**WHAT TO PRODUCE:**
Find the lines that contain the word "coordinate" and copy each one.

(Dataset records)
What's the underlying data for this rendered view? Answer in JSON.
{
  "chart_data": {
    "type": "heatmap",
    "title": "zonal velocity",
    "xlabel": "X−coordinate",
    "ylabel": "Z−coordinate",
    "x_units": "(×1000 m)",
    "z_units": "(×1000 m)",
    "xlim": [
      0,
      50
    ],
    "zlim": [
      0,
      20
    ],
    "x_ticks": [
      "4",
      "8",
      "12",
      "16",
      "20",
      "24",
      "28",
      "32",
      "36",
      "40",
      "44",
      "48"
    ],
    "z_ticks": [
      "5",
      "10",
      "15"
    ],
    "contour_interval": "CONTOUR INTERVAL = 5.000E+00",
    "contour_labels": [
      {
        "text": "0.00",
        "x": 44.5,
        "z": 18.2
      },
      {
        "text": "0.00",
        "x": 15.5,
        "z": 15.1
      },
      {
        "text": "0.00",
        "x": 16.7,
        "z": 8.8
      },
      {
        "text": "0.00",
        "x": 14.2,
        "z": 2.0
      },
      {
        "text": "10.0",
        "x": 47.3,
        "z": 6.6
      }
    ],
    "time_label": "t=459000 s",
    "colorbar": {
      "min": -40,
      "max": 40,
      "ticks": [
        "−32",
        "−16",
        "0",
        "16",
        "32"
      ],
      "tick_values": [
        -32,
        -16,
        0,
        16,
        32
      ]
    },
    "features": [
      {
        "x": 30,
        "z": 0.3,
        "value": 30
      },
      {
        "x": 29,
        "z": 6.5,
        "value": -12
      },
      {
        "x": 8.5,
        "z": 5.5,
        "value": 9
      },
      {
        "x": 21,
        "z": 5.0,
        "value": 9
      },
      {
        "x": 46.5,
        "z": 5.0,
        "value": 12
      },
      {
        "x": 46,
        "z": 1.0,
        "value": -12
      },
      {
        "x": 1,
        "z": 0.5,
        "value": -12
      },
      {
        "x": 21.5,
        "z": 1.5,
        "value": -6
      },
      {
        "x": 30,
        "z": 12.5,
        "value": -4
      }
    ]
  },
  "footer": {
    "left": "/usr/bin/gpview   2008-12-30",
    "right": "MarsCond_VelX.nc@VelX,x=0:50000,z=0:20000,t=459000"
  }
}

---

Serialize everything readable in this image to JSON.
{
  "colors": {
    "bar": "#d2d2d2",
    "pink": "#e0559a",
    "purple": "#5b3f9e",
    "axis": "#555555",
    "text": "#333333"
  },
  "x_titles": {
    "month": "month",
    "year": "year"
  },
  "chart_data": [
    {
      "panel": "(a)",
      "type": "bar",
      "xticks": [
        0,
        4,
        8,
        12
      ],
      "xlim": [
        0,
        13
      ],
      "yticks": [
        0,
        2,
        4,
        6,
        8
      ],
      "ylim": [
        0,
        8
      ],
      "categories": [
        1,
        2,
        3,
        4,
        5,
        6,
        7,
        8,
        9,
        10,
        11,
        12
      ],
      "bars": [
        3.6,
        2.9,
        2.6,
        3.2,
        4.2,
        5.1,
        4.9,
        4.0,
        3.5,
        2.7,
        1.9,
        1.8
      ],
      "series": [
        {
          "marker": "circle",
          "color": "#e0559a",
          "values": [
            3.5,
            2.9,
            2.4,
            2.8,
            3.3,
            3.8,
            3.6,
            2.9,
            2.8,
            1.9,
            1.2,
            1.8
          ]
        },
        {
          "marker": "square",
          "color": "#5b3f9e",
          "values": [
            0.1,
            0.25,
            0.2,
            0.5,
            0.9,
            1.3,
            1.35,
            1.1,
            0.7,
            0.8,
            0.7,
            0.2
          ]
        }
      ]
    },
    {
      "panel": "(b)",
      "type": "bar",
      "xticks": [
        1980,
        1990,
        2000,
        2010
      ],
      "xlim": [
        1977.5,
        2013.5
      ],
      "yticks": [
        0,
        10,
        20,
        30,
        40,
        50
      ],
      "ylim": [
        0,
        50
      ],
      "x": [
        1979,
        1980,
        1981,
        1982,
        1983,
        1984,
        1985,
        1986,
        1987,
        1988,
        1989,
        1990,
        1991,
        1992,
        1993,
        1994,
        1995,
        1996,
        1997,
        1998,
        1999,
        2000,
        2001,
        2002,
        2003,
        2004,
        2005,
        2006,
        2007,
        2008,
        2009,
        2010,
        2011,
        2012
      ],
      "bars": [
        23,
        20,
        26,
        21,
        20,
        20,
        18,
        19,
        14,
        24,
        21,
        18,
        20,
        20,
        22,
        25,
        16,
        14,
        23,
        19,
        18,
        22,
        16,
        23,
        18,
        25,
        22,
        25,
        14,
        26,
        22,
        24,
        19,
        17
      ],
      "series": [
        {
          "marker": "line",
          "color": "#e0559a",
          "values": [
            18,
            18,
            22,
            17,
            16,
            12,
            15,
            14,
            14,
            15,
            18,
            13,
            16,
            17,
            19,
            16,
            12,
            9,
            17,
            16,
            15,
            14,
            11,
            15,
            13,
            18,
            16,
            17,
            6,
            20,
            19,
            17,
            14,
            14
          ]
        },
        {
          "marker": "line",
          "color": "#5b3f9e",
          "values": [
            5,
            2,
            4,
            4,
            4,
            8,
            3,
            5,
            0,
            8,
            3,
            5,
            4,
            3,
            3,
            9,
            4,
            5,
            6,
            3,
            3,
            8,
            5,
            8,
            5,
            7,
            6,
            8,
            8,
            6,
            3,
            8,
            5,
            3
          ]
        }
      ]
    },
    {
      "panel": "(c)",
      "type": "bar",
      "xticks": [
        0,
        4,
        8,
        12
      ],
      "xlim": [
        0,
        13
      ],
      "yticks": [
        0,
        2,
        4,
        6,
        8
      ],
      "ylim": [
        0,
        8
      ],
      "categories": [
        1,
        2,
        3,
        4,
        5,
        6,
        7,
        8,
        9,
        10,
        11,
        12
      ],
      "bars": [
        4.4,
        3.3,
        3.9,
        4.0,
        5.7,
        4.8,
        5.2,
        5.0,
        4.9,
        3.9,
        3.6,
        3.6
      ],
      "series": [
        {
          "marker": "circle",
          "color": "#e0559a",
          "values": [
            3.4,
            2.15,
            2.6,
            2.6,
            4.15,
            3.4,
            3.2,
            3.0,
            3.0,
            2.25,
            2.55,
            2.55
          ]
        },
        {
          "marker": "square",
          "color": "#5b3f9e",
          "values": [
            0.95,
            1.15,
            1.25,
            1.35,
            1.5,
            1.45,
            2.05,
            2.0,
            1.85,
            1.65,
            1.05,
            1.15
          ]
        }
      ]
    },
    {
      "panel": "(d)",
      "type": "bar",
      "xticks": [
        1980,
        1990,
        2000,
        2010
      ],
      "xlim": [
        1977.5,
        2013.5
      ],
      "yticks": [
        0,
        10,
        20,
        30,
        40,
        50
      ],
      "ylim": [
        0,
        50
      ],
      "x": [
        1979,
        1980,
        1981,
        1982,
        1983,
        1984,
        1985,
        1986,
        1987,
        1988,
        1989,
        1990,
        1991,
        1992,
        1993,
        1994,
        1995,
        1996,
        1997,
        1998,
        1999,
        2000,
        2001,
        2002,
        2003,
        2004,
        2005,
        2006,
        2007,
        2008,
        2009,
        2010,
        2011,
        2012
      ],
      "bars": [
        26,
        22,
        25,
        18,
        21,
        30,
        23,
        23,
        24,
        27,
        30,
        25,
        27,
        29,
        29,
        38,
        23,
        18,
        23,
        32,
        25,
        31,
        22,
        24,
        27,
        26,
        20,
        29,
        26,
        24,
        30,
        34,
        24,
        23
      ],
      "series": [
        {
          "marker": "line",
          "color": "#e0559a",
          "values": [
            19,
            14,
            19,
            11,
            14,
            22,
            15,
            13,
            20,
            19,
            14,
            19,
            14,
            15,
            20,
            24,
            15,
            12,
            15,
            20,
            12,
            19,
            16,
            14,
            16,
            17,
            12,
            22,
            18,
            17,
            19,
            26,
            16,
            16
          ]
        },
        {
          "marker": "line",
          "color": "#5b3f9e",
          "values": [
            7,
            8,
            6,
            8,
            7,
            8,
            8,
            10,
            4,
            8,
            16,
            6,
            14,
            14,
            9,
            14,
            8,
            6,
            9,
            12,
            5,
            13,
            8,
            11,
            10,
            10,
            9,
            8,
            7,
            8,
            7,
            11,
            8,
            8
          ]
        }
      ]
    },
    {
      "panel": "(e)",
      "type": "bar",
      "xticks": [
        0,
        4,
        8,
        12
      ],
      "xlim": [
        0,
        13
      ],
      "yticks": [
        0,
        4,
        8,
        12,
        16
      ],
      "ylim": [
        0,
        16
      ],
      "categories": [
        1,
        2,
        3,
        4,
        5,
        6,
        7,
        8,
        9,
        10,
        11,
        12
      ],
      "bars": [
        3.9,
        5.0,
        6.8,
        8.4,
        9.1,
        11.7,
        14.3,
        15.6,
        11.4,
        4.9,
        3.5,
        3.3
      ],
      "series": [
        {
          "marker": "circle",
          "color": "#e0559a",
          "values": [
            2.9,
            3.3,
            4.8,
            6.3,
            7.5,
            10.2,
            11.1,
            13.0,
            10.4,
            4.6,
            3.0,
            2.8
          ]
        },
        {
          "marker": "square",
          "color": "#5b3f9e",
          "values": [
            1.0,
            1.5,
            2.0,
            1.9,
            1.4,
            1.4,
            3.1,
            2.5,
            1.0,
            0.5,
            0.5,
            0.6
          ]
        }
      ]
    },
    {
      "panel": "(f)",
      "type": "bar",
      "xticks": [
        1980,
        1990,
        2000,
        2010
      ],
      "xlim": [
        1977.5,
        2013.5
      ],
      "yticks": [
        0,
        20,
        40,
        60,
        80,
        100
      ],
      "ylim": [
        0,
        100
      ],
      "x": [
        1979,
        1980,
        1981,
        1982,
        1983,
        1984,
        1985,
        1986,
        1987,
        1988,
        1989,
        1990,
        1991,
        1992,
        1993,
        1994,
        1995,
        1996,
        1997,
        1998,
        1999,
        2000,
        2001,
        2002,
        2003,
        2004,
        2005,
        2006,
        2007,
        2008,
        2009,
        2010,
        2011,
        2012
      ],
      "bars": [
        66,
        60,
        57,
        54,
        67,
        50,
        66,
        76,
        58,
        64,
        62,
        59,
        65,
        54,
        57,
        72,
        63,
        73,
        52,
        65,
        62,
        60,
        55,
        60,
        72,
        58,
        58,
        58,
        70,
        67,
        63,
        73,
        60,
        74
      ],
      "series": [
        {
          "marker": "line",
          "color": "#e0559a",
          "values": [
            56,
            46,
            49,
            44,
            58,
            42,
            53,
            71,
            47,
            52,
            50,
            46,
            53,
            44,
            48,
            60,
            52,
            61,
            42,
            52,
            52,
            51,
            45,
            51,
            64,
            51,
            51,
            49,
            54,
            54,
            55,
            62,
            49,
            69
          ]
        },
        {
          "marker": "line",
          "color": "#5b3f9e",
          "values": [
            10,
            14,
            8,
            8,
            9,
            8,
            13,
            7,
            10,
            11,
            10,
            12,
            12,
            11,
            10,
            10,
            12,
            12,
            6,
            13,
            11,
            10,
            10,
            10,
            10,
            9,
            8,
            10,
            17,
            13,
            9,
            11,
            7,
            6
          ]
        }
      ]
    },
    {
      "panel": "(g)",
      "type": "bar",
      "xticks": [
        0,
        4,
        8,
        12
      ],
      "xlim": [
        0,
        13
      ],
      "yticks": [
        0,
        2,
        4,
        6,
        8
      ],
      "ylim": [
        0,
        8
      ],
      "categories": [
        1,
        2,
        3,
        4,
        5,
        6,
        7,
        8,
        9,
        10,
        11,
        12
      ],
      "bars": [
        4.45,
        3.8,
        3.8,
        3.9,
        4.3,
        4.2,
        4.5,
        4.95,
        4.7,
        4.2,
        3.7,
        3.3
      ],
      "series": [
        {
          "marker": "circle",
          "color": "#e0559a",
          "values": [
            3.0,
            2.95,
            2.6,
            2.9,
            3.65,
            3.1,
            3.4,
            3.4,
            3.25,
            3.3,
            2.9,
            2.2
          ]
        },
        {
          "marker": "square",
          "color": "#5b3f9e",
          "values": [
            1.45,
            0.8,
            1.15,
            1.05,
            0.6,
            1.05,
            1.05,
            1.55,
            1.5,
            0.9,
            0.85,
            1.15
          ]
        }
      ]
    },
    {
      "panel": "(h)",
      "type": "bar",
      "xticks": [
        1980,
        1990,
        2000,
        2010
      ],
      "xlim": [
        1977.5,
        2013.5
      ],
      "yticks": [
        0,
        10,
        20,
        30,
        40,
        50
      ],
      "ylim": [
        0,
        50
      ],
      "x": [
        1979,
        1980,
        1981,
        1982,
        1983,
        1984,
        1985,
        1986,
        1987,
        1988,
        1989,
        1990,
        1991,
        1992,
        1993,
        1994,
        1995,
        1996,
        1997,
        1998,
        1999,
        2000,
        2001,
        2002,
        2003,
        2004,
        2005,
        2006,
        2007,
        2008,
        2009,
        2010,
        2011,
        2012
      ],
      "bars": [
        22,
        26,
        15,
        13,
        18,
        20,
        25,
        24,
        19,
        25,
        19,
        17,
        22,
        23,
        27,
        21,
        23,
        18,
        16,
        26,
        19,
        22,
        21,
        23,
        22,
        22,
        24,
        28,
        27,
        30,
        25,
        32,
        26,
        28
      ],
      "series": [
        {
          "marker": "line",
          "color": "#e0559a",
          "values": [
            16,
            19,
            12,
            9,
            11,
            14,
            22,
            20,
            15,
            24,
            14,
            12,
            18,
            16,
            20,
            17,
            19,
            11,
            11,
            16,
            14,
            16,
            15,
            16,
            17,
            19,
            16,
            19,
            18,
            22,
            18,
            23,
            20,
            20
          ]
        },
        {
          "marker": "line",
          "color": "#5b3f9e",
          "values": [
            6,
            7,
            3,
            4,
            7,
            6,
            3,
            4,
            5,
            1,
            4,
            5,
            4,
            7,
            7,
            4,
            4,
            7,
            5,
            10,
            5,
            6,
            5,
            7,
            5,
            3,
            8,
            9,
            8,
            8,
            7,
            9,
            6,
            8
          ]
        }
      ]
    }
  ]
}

**RESPONSE TO THIS EXERCISE:**
    "xlabel": "X−coordinate",
    "ylabel": "Z−coordinate",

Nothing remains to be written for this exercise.